# Records provided
╭──
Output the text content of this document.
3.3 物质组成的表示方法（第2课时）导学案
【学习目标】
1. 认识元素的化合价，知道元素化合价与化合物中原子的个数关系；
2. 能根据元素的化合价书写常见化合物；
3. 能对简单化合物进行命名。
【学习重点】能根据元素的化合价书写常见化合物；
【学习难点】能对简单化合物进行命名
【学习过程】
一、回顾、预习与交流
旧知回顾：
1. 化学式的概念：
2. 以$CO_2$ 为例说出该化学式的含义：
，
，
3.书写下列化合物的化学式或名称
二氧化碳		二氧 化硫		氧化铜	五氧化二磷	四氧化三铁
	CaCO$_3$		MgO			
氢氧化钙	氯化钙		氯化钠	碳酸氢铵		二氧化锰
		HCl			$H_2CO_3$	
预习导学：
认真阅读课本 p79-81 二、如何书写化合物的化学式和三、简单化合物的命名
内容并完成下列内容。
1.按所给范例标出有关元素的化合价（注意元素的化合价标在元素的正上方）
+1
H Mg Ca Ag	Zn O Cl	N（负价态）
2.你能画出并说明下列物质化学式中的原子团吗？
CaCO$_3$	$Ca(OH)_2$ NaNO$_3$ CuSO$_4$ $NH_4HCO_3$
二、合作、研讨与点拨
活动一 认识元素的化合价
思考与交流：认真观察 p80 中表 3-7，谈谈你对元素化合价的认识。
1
╰──
# The request
From the records above, extract every line exactly as it stands.

# Exercise answer
Output the text content of this document.
3.3 物质组成的表示方法（第2课时）导学案
【学习目标】
1. 认识元素的化合价，知道元素化合价与化合物中原子的个数关系；
2. 能根据元素的化合价书写常见化合物；
3. 能对简单化合物进行命名。
【学习重点】能根据元素的化合价书写常见化合物；
【学习难点】能对简单化合物进行命名
【学习过程】
一、回顾、预习与交流
旧知回顾：
1. 化学式的概念：
2. 以$CO_2$ 为例说出该化学式的含义：
，
，
3.书写下列化合物的化学式或名称
二氧化碳		二氧 化硫		氧化铜	五氧化二磷	四氧化三铁
	CaCO$_3$		MgO			
氢氧化钙	氯化钙		氯化钠	碳酸氢铵		二氧化锰
		HCl			$H_2CO_3$	
预习导学：
认真阅读课本 p79-81 二、如何书写化合物的化学式和三、简单化合物的命名
内容并完成下列内容。
1.按所给范例标出有关元素的化合价（注意元素的化合价标在元素的正上方）
+1
H Mg Ca Ag	Zn O Cl	N（负价态）
2.你能画出并说明下列物质化学式中的原子团吗？
CaCO$_3$	$Ca(OH)_2$ NaNO$_3$ CuSO$_4$ $NH_4HCO_3$
二、合作、研讨与点拨
活动一 认识元素的化合价
思考与交流：认真观察 p80 中表 3-7，谈谈你对元素化合价的认识。
1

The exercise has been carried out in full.